(Records excerpted from a collection)
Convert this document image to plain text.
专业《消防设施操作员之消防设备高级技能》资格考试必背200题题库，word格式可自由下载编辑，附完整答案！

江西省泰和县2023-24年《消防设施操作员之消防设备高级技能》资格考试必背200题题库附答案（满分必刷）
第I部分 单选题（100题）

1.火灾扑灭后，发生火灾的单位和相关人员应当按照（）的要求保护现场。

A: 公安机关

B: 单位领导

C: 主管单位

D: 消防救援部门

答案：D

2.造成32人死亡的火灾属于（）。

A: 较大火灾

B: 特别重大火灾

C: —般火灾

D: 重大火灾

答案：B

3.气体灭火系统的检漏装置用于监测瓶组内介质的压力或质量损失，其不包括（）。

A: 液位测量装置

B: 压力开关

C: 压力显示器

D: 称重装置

--

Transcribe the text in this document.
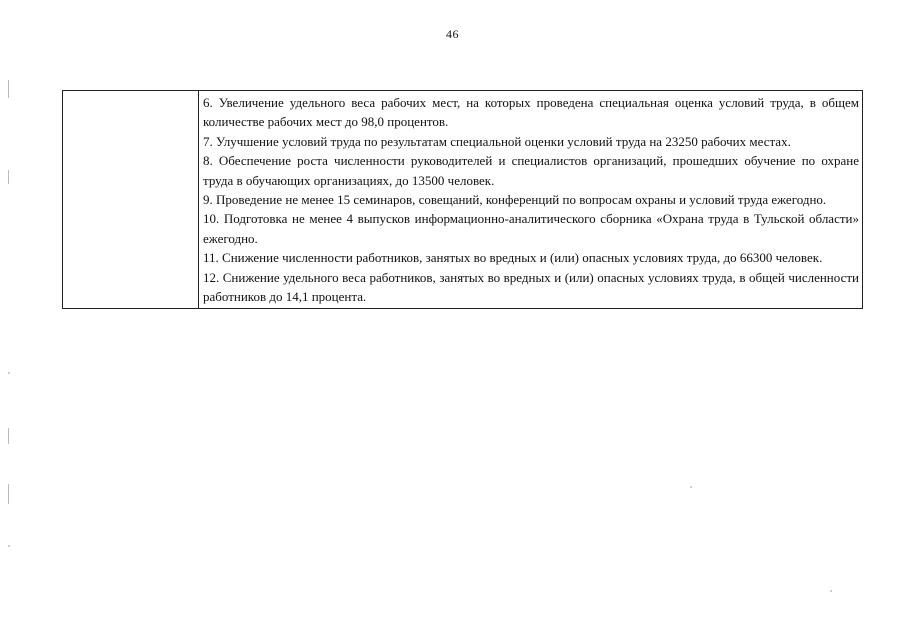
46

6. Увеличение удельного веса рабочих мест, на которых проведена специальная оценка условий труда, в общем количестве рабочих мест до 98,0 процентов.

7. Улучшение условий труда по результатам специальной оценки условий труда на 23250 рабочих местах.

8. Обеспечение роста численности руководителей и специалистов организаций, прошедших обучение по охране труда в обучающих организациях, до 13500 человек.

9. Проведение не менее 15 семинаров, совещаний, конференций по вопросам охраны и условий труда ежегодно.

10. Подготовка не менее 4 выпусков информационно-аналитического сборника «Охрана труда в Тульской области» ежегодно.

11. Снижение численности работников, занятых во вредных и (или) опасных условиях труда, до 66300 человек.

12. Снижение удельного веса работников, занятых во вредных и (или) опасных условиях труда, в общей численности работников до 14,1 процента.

## EXERCISE AIM:
Check each line of the records above for the string "человек", and report every line that has it.

## EXERCISE ANSWER:
8. Обеспечение роста численности руководителей и специалистов организаций, прошедших обучение по охране труда в обучающих организациях, до 13500 человек.
11. Снижение численности работников, занятых во вредных и (или) опасных условиях труда, до 66300 человек.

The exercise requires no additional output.